Reproduce every line in the listing that contains the word "only".
=== Entries shown ===
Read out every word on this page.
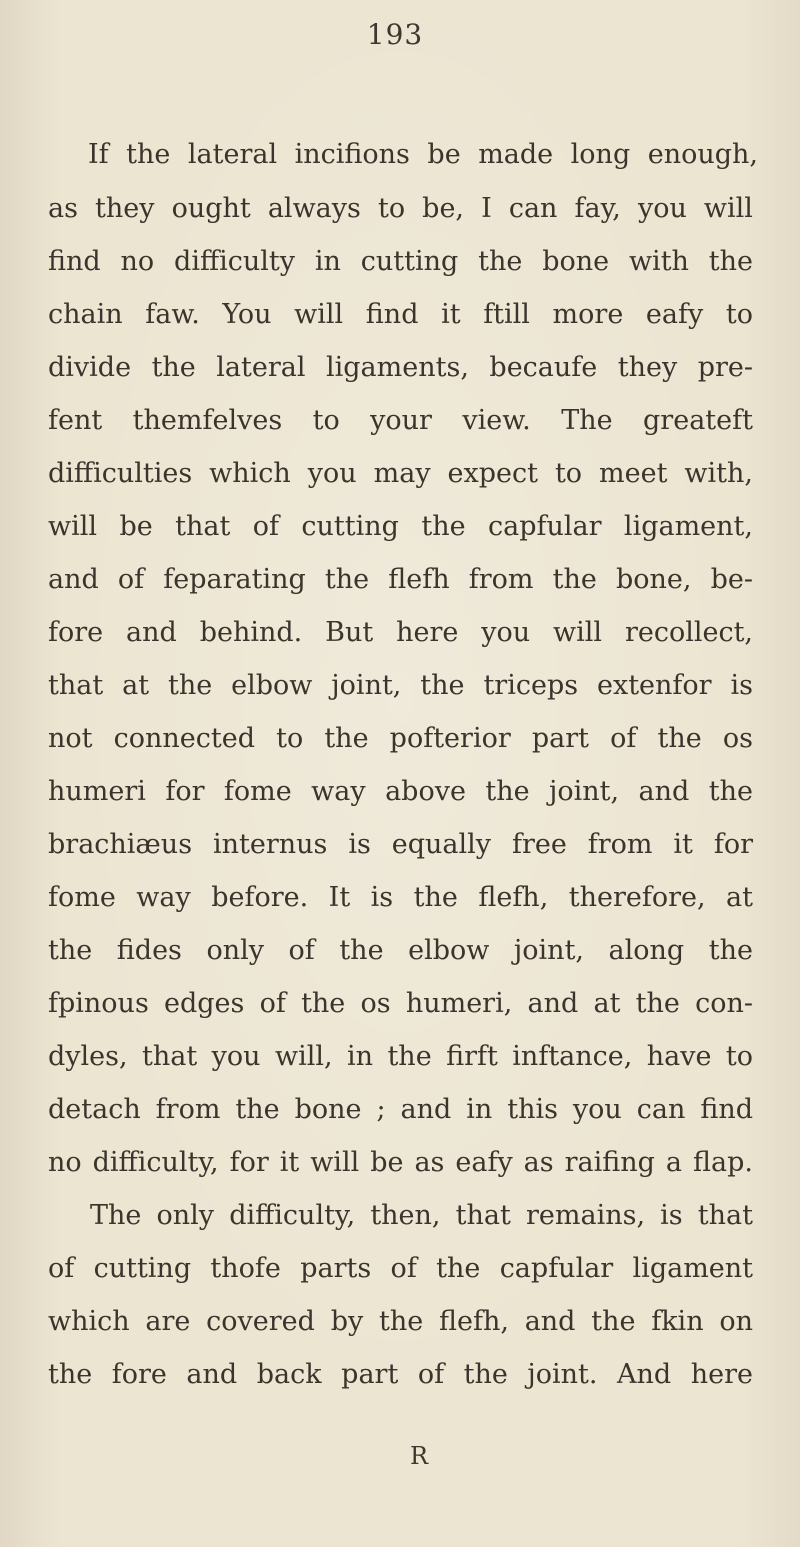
193
If the lateral incifions be made long enough,
as they ought always to be, I can fay, you will
find no difficulty in cutting the bone with the
chain faw. You will find it ftill more eafy to
divide the lateral ligaments, becaufe they pre-
fent themfelves to your view. The greateft
difficulties which you may expect to meet with,
will be that of cutting the capfular ligament,
and of feparating the flefh from the bone, be-
fore and behind. But here you will recollect,
that at the elbow joint, the triceps extenfor is
not connected to the pofterior part of the os
humeri for fome way above the joint, and the
brachiæus internus is equally free from it for
fome way before. It is the flefh, therefore, at
the fides only of the elbow joint, along the
fpinous edges of the os humeri, and at the con-
dyles, that you will, in the firft inftance, have to
detach from the bone ; and in this you can find
no difficulty, for it will be as eafy as raifing a flap.
The only difficulty, then, that remains, is that
of cutting thofe parts of the capfular ligament
which are covered by the flefh, and the fkin on
the fore and back part of the joint. And here
R
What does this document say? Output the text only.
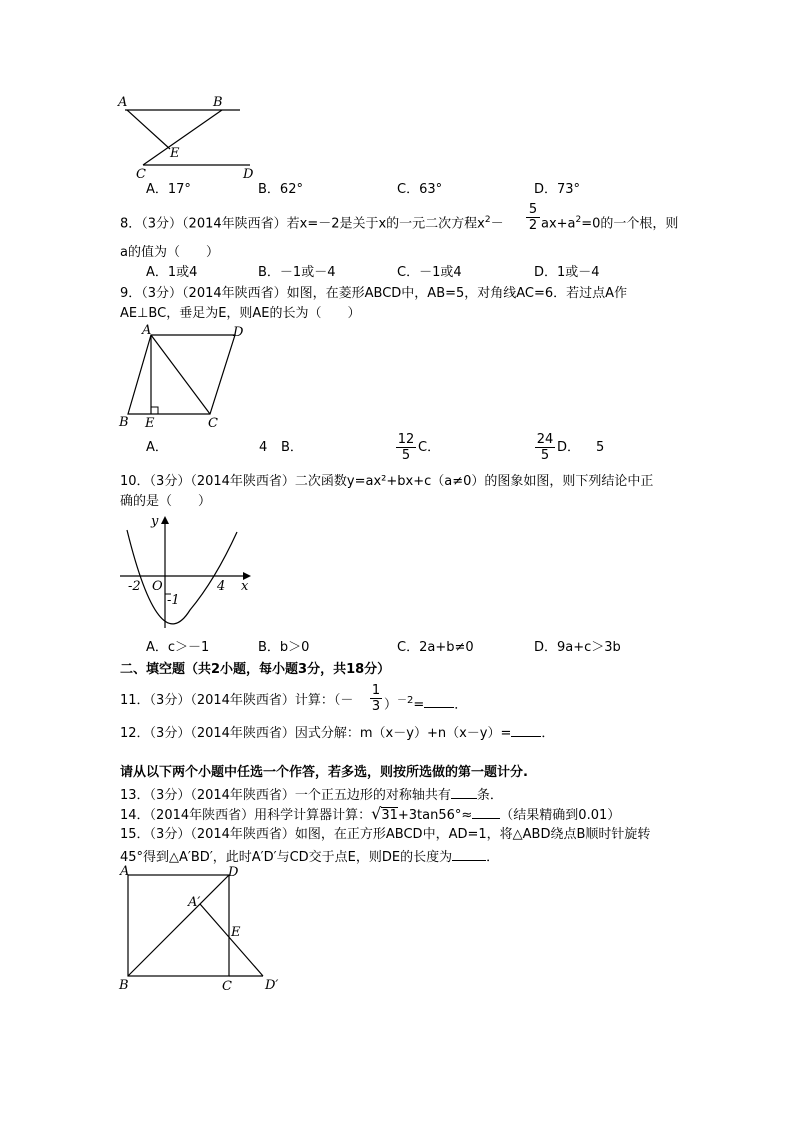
A	B
C	D
E
A．17°	B．62°	C．63°	D．73°
8．（3分）（2014年陕西省）若x=－2是关于x的一元二次方程$x^2- \frac{5}{2} ax+a^2=0$的一个根，则
a的值为（　　）
A．1或4	B．－1或－4	C．－1或4	D．1或－4
9．（3分）（2014年陕西省）如图，在菱形ABCD中，AB=5，对角线AC=6．若过点A作
AE⊥BC，垂足为E，则AE的长为（　　）
A	D
B E	C
A．	4 B．	$\frac{12}{5}$ C．	$\frac{24}{5}$ D． 5
10．（3分）（2014年陕西省）二次函数y=ax²+bx+c（a≠0）的图象如图，则下列结论中正
确的是（　　）
y
x
O
-2	4
-1
A．c＞－1	B．b＞0	C．2a+b≠0	D．9a+c＞3b
二、填空题（共2小题，每小题3分，共18分）
11．（3分）（2014年陕西省）计算：（－ $\frac{1}{3} )^{-2}=$ ．
12．（3分）（2014年陕西省）因式分解：m（x－y）+n（x－y）= ．
请从以下两个小题中任选一个作答，若多选，则按所选做的第一题计分.
13．（3分）（2014年陕西省）一个正五边形的对称轴共有 条．
14．（2014年陕西省）用科学计算器计算：√31+3tan56°≈ （结果精确到0.01）
15．（3分）（2014年陕西省）如图，在正方形ABCD中，AD=1，将△ABD绕点B顺时针旋转
45°得到△A′BD′，此时A′D′与CD交于点E，则DE的长度为	．
A	D
A′
E
B	C	D′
===
Final result
the fides only of the elbow joint, along the
The only difficulty, then, that remains, is that
What does this document say? Output the text only.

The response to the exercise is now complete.